_Short problem_
Copy each line exactly. Leave nothing out.

_Entries provided_
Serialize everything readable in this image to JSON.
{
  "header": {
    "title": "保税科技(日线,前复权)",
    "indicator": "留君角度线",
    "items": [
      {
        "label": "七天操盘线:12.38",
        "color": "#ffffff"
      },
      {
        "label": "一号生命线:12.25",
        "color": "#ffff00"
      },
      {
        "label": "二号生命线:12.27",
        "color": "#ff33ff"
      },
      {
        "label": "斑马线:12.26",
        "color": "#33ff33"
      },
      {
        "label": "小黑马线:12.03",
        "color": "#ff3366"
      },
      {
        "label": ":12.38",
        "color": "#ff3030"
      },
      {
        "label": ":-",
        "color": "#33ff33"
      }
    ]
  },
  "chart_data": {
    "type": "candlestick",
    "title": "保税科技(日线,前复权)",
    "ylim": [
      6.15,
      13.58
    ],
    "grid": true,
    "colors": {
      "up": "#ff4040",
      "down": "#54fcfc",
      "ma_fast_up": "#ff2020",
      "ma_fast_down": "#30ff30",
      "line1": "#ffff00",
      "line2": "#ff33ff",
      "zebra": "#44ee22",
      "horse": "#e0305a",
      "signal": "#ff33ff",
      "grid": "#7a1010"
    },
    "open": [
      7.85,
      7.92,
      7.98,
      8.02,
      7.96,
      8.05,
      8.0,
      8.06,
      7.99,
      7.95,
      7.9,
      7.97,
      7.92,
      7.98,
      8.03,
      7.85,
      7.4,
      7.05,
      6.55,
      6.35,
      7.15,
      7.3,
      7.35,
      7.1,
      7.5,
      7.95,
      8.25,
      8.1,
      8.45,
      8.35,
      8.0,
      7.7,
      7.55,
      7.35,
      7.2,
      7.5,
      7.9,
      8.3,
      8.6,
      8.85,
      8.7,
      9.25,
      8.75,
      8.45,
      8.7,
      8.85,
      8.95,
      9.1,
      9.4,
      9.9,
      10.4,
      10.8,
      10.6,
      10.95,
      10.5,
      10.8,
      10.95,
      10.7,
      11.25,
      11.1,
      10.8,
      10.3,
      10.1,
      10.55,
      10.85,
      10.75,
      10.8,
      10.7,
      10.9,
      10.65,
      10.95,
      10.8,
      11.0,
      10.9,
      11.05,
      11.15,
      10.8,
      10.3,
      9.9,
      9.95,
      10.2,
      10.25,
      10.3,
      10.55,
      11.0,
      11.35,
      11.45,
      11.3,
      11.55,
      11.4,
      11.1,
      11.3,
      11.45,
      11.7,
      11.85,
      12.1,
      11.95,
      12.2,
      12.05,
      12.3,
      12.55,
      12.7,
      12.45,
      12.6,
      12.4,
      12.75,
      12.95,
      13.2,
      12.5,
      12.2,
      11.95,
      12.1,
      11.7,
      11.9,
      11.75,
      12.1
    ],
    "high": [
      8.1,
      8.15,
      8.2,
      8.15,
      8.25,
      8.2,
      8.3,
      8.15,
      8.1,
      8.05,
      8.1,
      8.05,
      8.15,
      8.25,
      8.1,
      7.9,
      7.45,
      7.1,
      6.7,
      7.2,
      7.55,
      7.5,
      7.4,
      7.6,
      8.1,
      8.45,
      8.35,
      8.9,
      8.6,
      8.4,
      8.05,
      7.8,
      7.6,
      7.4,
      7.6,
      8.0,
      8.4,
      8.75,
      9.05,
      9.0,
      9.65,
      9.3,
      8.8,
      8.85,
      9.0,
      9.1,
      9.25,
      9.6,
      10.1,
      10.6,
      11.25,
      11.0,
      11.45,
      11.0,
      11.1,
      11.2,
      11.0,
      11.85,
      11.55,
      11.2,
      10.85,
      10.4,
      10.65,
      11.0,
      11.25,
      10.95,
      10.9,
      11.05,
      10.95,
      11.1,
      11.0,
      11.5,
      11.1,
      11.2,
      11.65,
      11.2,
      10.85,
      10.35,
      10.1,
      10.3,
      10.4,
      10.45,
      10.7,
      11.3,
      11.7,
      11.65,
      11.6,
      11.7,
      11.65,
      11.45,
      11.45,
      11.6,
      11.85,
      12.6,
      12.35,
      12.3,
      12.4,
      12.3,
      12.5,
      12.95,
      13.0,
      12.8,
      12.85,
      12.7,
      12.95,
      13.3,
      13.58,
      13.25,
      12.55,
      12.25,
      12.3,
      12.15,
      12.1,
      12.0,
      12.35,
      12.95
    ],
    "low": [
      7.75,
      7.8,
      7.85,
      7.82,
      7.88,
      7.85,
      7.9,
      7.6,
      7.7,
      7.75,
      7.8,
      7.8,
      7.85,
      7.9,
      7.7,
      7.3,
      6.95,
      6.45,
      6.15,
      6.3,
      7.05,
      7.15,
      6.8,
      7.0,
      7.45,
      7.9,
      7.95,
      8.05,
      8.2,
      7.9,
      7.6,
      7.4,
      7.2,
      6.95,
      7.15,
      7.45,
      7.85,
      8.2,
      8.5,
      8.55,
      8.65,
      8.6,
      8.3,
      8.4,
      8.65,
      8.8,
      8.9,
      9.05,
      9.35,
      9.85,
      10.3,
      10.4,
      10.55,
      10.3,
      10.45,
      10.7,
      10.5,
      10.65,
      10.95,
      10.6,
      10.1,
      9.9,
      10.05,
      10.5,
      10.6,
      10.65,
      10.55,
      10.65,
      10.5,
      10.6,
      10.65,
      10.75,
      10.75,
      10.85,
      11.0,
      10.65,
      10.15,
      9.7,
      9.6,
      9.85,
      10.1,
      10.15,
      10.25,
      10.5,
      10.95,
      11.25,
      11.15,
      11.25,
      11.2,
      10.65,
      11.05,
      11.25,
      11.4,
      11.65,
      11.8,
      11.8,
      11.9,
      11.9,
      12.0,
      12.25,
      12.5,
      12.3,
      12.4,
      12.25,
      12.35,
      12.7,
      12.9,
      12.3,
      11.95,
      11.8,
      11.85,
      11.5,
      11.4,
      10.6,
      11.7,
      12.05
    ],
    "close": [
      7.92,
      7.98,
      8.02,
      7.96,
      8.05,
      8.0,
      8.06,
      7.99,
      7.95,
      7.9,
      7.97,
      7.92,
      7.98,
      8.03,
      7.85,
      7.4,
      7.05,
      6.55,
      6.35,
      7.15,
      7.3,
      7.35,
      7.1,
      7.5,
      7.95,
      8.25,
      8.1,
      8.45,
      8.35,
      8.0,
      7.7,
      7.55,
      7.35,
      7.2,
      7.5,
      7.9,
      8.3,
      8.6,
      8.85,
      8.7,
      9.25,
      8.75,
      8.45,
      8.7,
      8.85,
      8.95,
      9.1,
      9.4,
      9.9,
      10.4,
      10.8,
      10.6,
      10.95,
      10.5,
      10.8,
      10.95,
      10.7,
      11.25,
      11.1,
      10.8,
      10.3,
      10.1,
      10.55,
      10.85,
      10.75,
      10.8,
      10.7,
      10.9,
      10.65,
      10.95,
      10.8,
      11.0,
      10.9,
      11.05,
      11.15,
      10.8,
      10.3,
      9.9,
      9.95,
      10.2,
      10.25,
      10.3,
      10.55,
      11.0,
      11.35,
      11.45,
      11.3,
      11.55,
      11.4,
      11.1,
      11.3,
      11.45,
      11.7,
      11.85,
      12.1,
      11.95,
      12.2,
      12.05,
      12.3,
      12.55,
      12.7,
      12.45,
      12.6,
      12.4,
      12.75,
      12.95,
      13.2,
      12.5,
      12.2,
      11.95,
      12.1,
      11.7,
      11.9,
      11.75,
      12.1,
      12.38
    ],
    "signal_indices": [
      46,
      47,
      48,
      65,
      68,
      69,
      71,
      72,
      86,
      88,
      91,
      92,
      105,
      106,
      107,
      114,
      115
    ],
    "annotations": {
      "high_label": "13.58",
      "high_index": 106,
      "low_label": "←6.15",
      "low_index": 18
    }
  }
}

_Expected output_
Serialize everything readable in this image to JSON.
{
  "header": {
    "title": "保税科技(日线,前复权)",
    "indicator": "留君角度线",
    "items": [
      {
        "label": "七天操盘线:12.38",
        "color": "#ffffff"
      },
      {
        "label": "一号生命线:12.25",
        "color": "#ffff00"
      },
      {
        "label": "二号生命线:12.27",
        "color": "#ff33ff"
      },
      {
        "label": "斑马线:12.26",
        "color": "#33ff33"
      },
      {
        "label": "小黑马线:12.03",
        "color": "#ff3366"
      },
      {
        "label": ":12.38",
        "color": "#ff3030"
      },
      {
        "label": ":-",
        "color": "#33ff33"
      }
    ]
  },
  "chart_data": {
    "type": "candlestick",
    "title": "保税科技(日线,前复权)",
    "ylim": [
      6.15,
      13.58
    ],
    "grid": true,
    "colors": {
      "up": "#ff4040",
      "down": "#54fcfc",
      "ma_fast_up": "#ff2020",
      "ma_fast_down": "#30ff30",
      "line1": "#ffff00",
      "line2": "#ff33ff",
      "zebra": "#44ee22",
      "horse": "#e0305a",
      "signal": "#ff33ff",
      "grid": "#7a1010"
    },
    "open": [
      7.85,
      7.92,
      7.98,
      8.02,
      7.96,
      8.05,
      8.0,
      8.06,
      7.99,
      7.95,
      7.9,
      7.97,
      7.92,
      7.98,
      8.03,
      7.85,
      7.4,
      7.05,
      6.55,
      6.35,
      7.15,
      7.3,
      7.35,
      7.1,
      7.5,
      7.95,
      8.25,
      8.1,
      8.45,
      8.35,
      8.0,
      7.7,
      7.55,
      7.35,
      7.2,
      7.5,
      7.9,
      8.3,
      8.6,
      8.85,
      8.7,
      9.25,
      8.75,
      8.45,
      8.7,
      8.85,
      8.95,
      9.1,
      9.4,
      9.9,
      10.4,
      10.8,
      10.6,
      10.95,
      10.5,
      10.8,
      10.95,
      10.7,
      11.25,
      11.1,
      10.8,
      10.3,
      10.1,
      10.55,
      10.85,
      10.75,
      10.8,
      10.7,
      10.9,
      10.65,
      10.95,
      10.8,
      11.0,
      10.9,
      11.05,
      11.15,
      10.8,
      10.3,
      9.9,
      9.95,
      10.2,
      10.25,
      10.3,
      10.55,
      11.0,
      11.35,
      11.45,
      11.3,
      11.55,
      11.4,
      11.1,
      11.3,
      11.45,
      11.7,
      11.85,
      12.1,
      11.95,
      12.2,
      12.05,
      12.3,
      12.55,
      12.7,
      12.45,
      12.6,
      12.4,
      12.75,
      12.95,
      13.2,
      12.5,
      12.2,
      11.95,
      12.1,
      11.7,
      11.9,
      11.75,
      12.1
    ],
    "high": [
      8.1,
      8.15,
      8.2,
      8.15,
      8.25,
      8.2,
      8.3,
      8.15,
      8.1,
      8.05,
      8.1,
      8.05,
      8.15,
      8.25,
      8.1,
      7.9,
      7.45,
      7.1,
      6.7,
      7.2,
      7.55,
      7.5,
      7.4,
      7.6,
      8.1,
      8.45,
      8.35,
      8.9,
      8.6,
      8.4,
      8.05,
      7.8,
      7.6,
      7.4,
      7.6,
      8.0,
      8.4,
      8.75,
      9.05,
      9.0,
      9.65,
      9.3,
      8.8,
      8.85,
      9.0,
      9.1,
      9.25,
      9.6,
      10.1,
      10.6,
      11.25,
      11.0,
      11.45,
      11.0,
      11.1,
      11.2,
      11.0,
      11.85,
      11.55,
      11.2,
      10.85,
      10.4,
      10.65,
      11.0,
      11.25,
      10.95,
      10.9,
      11.05,
      10.95,
      11.1,
      11.0,
      11.5,
      11.1,
      11.2,
      11.65,
      11.2,
      10.85,
      10.35,
      10.1,
      10.3,
      10.4,
      10.45,
      10.7,
      11.3,
      11.7,
      11.65,
      11.6,
      11.7,
      11.65,
      11.45,
      11.45,
      11.6,
      11.85,
      12.6,
      12.35,
      12.3,
      12.4,
      12.3,
      12.5,
      12.95,
      13.0,
      12.8,
      12.85,
      12.7,
      12.95,
      13.3,
      13.58,
      13.25,
      12.55,
      12.25,
      12.3,
      12.15,
      12.1,
      12.0,
      12.35,
      12.95
    ],
    "low": [
      7.75,
      7.8,
      7.85,
      7.82,
      7.88,
      7.85,
      7.9,
      7.6,
      7.7,
      7.75,
      7.8,
      7.8,
      7.85,
      7.9,
      7.7,
      7.3,
      6.95,
      6.45,
      6.15,
      6.3,
      7.05,
      7.15,
      6.8,
      7.0,
      7.45,
      7.9,
      7.95,
      8.05,
      8.2,
      7.9,
      7.6,
      7.4,
      7.2,
      6.95,
      7.15,
      7.45,
      7.85,
      8.2,
      8.5,
      8.55,
      8.65,
      8.6,
      8.3,
      8.4,
      8.65,
      8.8,
      8.9,
      9.05,
      9.35,
      9.85,
      10.3,
      10.4,
      10.55,
      10.3,
      10.45,
      10.7,
      10.5,
      10.65,
      10.95,
      10.6,
      10.1,
      9.9,
      10.05,
      10.5,
      10.6,
      10.65,
      10.55,
      10.65,
      10.5,
      10.6,
      10.65,
      10.75,
      10.75,
      10.85,
      11.0,
      10.65,
      10.15,
      9.7,
      9.6,
      9.85,
      10.1,
      10.15,
      10.25,
      10.5,
      10.95,
      11.25,
      11.15,
      11.25,
      11.2,
      10.65,
      11.05,
      11.25,
      11.4,
      11.65,
      11.8,
      11.8,
      11.9,
      11.9,
      12.0,
      12.25,
      12.5,
      12.3,
      12.4,
      12.25,
      12.35,
      12.7,
      12.9,
      12.3,
      11.95,
      11.8,
      11.85,
      11.5,
      11.4,
      10.6,
      11.7,
      12.05
    ],
    "close": [
      7.92,
      7.98,
      8.02,
      7.96,
      8.05,
      8.0,
      8.06,
      7.99,
      7.95,
      7.9,
      7.97,
      7.92,
      7.98,
      8.03,
      7.85,
      7.4,
      7.05,
      6.55,
      6.35,
      7.15,
      7.3,
      7.35,
      7.1,
      7.5,
      7.95,
      8.25,
      8.1,
      8.45,
      8.35,
      8.0,
      7.7,
      7.55,
      7.35,
      7.2,
      7.5,
      7.9,
      8.3,
      8.6,
      8.85,
      8.7,
      9.25,
      8.75,
      8.45,
      8.7,
      8.85,
      8.95,
      9.1,
      9.4,
      9.9,
      10.4,
      10.8,
      10.6,
      10.95,
      10.5,
      10.8,
      10.95,
      10.7,
      11.25,
      11.1,
      10.8,
      10.3,
      10.1,
      10.55,
      10.85,
      10.75,
      10.8,
      10.7,
      10.9,
      10.65,
      10.95,
      10.8,
      11.0,
      10.9,
      11.05,
      11.15,
      10.8,
      10.3,
      9.9,
      9.95,
      10.2,
      10.25,
      10.3,
      10.55,
      11.0,
      11.35,
      11.45,
      11.3,
      11.55,
      11.4,
      11.1,
      11.3,
      11.45,
      11.7,
      11.85,
      12.1,
      11.95,
      12.2,
      12.05,
      12.3,
      12.55,
      12.7,
      12.45,
      12.6,
      12.4,
      12.75,
      12.95,
      13.2,
      12.5,
      12.2,
      11.95,
      12.1,
      11.7,
      11.9,
      11.75,
      12.1,
      12.38
    ],
    "signal_indices": [
      46,
      47,
      48,
      65,
      68,
      69,
      71,
      72,
      86,
      88,
      91,
      92,
      105,
      106,
      107,
      114,
      115
    ],
    "annotations": {
      "high_label": "13.58",
      "high_index": 106,
      "low_label": "←6.15",
      "low_index": 18
    }
  }
}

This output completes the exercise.